What is being asked:
Identify the lines bearing the string "propisa" and gather them.

Exercise material:

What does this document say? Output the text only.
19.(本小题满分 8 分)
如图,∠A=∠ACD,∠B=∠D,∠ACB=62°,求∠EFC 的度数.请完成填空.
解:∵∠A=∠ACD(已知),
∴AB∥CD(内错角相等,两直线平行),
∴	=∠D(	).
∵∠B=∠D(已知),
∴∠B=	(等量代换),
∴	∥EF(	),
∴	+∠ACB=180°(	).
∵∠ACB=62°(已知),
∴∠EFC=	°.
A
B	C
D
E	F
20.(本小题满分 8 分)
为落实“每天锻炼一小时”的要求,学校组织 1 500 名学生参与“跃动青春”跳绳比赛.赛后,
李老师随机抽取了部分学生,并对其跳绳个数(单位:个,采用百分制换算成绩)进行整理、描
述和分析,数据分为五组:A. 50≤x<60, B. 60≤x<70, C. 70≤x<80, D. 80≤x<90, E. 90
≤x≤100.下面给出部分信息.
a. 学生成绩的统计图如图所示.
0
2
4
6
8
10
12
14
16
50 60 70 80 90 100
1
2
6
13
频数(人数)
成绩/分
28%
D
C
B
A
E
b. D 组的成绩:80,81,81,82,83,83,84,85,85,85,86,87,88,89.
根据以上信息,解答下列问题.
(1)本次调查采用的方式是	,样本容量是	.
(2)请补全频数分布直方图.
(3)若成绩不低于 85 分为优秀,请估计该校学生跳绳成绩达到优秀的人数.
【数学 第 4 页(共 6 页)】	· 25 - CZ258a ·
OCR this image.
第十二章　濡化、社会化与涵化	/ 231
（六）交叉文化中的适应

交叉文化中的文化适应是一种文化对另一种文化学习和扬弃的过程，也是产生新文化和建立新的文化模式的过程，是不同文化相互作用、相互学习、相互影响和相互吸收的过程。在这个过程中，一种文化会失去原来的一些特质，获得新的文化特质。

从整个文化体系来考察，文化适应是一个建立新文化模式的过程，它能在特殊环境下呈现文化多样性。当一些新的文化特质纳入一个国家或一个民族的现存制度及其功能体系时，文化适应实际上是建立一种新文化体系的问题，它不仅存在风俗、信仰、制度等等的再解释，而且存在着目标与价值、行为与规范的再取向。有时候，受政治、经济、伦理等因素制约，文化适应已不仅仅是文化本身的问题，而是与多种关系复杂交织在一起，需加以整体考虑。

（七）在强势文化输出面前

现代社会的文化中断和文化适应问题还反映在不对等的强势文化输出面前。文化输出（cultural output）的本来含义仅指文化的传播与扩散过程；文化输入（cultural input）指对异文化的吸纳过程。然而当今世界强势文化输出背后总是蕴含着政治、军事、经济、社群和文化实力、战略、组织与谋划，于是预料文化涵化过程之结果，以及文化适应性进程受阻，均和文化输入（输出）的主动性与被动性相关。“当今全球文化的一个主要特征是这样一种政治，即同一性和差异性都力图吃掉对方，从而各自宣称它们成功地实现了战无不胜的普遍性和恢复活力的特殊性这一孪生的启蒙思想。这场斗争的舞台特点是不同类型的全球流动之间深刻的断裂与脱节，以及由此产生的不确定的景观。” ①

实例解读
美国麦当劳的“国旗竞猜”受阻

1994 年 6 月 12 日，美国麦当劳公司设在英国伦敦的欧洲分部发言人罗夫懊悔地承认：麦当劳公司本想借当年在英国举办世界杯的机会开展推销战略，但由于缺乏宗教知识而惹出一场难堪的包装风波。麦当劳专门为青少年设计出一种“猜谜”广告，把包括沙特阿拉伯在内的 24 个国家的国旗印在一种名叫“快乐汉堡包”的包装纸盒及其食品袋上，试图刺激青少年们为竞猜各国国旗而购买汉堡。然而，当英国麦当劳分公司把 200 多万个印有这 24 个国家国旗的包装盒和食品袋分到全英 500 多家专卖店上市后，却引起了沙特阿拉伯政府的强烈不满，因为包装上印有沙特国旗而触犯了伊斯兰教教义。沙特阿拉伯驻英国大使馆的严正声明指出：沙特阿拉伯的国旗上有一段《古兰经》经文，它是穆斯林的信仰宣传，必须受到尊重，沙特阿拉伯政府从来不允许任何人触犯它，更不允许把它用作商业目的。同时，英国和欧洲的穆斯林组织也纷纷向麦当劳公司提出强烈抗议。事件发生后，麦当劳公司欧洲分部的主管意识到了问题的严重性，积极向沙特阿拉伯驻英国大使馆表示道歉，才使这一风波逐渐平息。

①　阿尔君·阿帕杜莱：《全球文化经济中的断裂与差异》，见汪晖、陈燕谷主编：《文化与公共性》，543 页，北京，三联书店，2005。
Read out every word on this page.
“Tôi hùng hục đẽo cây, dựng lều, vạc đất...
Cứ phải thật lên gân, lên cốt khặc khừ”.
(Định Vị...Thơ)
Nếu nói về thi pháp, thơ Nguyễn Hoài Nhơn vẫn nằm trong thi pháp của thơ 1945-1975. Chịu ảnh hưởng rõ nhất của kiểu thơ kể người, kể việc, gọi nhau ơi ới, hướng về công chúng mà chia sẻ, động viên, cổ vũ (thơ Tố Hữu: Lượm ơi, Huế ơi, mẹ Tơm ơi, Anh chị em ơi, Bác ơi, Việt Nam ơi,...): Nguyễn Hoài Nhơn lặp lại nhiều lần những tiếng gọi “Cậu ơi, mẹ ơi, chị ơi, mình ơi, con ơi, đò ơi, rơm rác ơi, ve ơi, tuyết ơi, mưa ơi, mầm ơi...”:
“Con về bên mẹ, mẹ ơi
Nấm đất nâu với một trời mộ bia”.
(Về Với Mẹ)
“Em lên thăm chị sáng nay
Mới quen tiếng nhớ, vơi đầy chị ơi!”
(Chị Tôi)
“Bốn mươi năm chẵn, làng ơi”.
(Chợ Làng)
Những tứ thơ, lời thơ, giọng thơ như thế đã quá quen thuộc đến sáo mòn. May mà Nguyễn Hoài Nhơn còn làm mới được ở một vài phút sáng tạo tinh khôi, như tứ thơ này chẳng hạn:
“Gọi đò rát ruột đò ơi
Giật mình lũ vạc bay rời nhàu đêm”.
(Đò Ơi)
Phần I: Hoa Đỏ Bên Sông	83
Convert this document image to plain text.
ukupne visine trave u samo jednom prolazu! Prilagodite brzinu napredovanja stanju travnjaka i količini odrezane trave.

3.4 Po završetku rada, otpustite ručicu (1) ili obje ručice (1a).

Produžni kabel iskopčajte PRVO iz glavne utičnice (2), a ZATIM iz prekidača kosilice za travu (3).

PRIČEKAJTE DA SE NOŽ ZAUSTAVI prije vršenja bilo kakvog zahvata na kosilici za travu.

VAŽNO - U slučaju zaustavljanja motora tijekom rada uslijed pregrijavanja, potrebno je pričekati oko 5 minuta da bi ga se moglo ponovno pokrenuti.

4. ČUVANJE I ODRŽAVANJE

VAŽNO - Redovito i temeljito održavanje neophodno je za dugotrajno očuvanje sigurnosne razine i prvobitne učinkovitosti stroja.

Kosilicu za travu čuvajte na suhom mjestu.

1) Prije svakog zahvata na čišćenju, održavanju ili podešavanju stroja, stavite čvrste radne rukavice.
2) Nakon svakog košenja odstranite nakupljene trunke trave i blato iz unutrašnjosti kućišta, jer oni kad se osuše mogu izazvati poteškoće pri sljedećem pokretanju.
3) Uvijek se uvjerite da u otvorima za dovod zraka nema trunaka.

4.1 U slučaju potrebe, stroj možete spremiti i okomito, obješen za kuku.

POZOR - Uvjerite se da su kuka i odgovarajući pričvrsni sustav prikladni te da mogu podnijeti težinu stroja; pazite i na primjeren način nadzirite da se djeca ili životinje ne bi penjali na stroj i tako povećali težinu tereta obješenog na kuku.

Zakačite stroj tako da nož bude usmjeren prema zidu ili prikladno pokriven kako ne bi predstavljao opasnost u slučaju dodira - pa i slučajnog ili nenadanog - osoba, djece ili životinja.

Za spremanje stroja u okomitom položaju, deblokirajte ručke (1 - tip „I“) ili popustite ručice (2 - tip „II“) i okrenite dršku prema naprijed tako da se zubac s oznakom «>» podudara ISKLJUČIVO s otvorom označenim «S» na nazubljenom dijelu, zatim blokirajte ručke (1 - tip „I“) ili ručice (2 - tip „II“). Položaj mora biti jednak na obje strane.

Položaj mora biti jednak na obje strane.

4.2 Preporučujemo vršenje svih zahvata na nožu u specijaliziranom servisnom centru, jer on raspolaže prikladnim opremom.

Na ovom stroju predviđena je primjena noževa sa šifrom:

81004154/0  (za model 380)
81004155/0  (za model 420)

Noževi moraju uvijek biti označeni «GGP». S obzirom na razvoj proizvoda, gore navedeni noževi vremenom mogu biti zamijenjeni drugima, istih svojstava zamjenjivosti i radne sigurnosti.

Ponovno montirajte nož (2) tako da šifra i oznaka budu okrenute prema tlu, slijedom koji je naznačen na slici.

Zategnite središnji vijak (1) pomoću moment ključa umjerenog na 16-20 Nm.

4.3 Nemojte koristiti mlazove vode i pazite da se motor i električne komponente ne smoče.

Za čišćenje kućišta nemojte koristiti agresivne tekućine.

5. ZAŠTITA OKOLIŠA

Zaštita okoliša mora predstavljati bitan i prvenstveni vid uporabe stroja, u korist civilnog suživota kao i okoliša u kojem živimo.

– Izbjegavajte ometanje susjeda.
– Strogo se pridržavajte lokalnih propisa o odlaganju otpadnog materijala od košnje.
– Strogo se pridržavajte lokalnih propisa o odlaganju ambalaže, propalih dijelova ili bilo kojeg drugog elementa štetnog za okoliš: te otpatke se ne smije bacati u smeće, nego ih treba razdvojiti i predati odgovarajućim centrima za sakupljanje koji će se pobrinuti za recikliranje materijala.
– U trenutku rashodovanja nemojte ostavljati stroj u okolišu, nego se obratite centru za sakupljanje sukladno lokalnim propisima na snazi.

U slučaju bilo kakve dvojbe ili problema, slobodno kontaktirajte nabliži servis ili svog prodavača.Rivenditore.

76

Final result:
– Strogo se pridržavajte lokalnih propisa o odlaganju otpadnog materijala od košnje.
– Strogo se pridržavajte lokalnih propisa o odlaganju ambalaže, propalih dijelova ili bilo kojeg drugog elementa štetnog za okoliš: te otpatke se ne smije bacati u smeće, nego ih treba razdvojiti i predati odgovarajućim centrima za sakupljanje koji će se pobrinuti za recikliranje materijala.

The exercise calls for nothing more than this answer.